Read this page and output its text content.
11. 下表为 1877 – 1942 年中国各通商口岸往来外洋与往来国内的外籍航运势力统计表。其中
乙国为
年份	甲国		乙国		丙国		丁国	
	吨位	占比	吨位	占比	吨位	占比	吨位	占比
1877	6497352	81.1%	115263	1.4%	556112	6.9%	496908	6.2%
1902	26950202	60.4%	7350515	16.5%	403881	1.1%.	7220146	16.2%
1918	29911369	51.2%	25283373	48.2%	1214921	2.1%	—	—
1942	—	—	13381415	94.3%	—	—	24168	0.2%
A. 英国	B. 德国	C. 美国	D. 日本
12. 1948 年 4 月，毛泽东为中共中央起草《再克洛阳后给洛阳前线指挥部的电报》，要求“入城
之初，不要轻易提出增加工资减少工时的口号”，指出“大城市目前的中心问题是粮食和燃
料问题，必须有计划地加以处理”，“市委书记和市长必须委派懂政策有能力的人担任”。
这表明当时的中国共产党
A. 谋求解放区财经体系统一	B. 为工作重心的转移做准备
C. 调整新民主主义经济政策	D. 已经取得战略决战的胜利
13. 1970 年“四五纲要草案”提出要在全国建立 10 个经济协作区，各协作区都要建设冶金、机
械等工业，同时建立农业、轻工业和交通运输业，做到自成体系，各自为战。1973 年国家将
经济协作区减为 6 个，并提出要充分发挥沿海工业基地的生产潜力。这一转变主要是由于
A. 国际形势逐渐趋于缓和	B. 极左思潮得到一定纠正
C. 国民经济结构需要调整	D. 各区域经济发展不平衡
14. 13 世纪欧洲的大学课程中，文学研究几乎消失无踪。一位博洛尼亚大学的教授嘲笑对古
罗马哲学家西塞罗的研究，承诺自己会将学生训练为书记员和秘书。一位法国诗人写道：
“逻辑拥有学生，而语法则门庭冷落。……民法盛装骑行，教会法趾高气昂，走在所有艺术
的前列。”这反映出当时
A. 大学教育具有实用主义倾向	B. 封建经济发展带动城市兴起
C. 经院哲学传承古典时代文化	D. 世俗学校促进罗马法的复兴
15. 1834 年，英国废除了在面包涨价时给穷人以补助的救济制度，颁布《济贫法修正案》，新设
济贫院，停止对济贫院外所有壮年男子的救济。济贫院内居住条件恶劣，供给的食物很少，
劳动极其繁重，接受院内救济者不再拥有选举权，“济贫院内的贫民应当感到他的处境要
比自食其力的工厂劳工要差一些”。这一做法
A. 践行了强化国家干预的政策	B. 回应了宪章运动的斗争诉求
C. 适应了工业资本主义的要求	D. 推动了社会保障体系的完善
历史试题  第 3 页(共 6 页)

-------

Write out the whole listing again, exactly as it stands.

→ FINAL RESULT:
Read this page and output its text content.
11. 下表为 1877 – 1942 年中国各通商口岸往来外洋与往来国内的外籍航运势力统计表。其中
乙国为
年份	甲国		乙国		丙国		丁国	
	吨位	占比	吨位	占比	吨位	占比	吨位	占比
1877	6497352	81.1%	115263	1.4%	556112	6.9%	496908	6.2%
1902	26950202	60.4%	7350515	16.5%	403881	1.1%.	7220146	16.2%
1918	29911369	51.2%	25283373	48.2%	1214921	2.1%	—	—
1942	—	—	13381415	94.3%	—	—	24168	0.2%
A. 英国	B. 德国	C. 美国	D. 日本
12. 1948 年 4 月，毛泽东为中共中央起草《再克洛阳后给洛阳前线指挥部的电报》，要求“入城
之初，不要轻易提出增加工资减少工时的口号”，指出“大城市目前的中心问题是粮食和燃
料问题，必须有计划地加以处理”，“市委书记和市长必须委派懂政策有能力的人担任”。
这表明当时的中国共产党
A. 谋求解放区财经体系统一	B. 为工作重心的转移做准备
C. 调整新民主主义经济政策	D. 已经取得战略决战的胜利
13. 1970 年“四五纲要草案”提出要在全国建立 10 个经济协作区，各协作区都要建设冶金、机
械等工业，同时建立农业、轻工业和交通运输业，做到自成体系，各自为战。1973 年国家将
经济协作区减为 6 个，并提出要充分发挥沿海工业基地的生产潜力。这一转变主要是由于
A. 国际形势逐渐趋于缓和	B. 极左思潮得到一定纠正
C. 国民经济结构需要调整	D. 各区域经济发展不平衡
14. 13 世纪欧洲的大学课程中，文学研究几乎消失无踪。一位博洛尼亚大学的教授嘲笑对古
罗马哲学家西塞罗的研究，承诺自己会将学生训练为书记员和秘书。一位法国诗人写道：
“逻辑拥有学生，而语法则门庭冷落。……民法盛装骑行，教会法趾高气昂，走在所有艺术
的前列。”这反映出当时
A. 大学教育具有实用主义倾向	B. 封建经济发展带动城市兴起
C. 经院哲学传承古典时代文化	D. 世俗学校促进罗马法的复兴
15. 1834 年，英国废除了在面包涨价时给穷人以补助的救济制度，颁布《济贫法修正案》，新设
济贫院，停止对济贫院外所有壮年男子的救济。济贫院内居住条件恶劣，供给的食物很少，
劳动极其繁重，接受院内救济者不再拥有选举权，“济贫院内的贫民应当感到他的处境要
比自食其力的工厂劳工要差一些”。这一做法
A. 践行了强化国家干预的政策	B. 回应了宪章运动的斗争诉求
C. 适应了工业资本主义的要求	D. 推动了社会保障体系的完善
历史试题  第 3 页(共 6 页)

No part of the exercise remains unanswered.